▶ **YOUR OBJECTIVE**:
Locate each line holding the string "this" and copy it.

(Dataset records)
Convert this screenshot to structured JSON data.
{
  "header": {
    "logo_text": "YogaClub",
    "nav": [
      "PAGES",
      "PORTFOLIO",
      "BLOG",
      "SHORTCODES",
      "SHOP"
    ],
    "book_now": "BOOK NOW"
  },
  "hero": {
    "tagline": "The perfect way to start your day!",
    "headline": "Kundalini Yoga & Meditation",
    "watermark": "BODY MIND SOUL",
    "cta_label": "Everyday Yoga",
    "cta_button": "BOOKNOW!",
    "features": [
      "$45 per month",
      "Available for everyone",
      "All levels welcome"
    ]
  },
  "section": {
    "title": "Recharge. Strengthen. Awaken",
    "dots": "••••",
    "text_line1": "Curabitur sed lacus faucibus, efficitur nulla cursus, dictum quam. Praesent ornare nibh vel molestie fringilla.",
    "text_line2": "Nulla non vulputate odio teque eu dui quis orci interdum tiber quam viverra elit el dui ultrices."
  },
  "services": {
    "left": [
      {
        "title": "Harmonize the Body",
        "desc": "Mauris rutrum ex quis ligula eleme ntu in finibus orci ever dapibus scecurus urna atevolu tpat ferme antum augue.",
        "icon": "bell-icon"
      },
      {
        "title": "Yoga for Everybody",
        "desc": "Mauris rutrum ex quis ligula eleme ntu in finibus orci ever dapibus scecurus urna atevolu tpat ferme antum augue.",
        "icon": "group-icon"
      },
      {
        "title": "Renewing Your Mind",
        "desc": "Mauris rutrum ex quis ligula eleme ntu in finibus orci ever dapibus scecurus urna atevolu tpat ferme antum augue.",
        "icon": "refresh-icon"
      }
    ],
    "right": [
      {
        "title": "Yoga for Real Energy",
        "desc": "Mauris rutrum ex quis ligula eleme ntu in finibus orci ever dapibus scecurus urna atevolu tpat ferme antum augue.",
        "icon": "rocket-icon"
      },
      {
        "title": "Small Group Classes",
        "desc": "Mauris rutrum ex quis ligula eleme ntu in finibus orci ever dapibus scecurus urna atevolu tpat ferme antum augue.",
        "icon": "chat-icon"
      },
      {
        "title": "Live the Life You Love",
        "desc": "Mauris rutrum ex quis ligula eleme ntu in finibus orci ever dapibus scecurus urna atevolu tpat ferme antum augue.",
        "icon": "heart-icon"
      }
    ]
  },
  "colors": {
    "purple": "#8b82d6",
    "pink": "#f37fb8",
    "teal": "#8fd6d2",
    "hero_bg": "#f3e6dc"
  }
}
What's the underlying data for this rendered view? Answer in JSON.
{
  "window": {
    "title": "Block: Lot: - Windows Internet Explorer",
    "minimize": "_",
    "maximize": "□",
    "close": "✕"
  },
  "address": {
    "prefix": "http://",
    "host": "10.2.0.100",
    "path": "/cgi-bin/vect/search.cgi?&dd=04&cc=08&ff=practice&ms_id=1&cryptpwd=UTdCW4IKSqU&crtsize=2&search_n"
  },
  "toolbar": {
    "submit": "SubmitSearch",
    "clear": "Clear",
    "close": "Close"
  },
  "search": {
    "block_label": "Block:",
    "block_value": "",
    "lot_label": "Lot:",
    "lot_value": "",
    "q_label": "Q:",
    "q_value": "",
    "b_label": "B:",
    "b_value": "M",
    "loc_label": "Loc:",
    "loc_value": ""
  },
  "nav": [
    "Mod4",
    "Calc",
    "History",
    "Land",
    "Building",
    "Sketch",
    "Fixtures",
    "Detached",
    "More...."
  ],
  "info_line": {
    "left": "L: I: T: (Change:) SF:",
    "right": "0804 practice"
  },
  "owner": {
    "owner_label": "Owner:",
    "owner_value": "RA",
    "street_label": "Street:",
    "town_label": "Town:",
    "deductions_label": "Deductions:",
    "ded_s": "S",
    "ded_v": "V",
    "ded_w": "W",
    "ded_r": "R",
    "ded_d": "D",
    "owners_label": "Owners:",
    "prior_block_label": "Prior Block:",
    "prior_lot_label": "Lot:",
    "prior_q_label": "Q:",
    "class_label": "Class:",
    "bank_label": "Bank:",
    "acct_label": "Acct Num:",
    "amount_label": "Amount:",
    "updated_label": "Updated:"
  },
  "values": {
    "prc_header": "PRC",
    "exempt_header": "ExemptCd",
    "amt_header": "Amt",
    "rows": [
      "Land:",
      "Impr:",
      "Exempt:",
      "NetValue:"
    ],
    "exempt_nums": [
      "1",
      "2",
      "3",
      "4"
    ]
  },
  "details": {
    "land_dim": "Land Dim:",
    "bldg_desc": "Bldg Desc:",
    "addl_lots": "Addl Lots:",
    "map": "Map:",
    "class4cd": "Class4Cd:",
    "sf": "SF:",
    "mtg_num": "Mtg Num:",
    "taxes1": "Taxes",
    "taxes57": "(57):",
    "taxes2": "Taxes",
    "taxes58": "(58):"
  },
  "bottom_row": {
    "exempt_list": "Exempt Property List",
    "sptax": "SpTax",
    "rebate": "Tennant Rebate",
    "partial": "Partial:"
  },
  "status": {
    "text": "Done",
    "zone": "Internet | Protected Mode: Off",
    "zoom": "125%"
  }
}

▶ **WRITTEN RESPONSE**:
Convert this screenshot to structured JSON data.
What's the underlying data for this rendered view? Answer in JSON.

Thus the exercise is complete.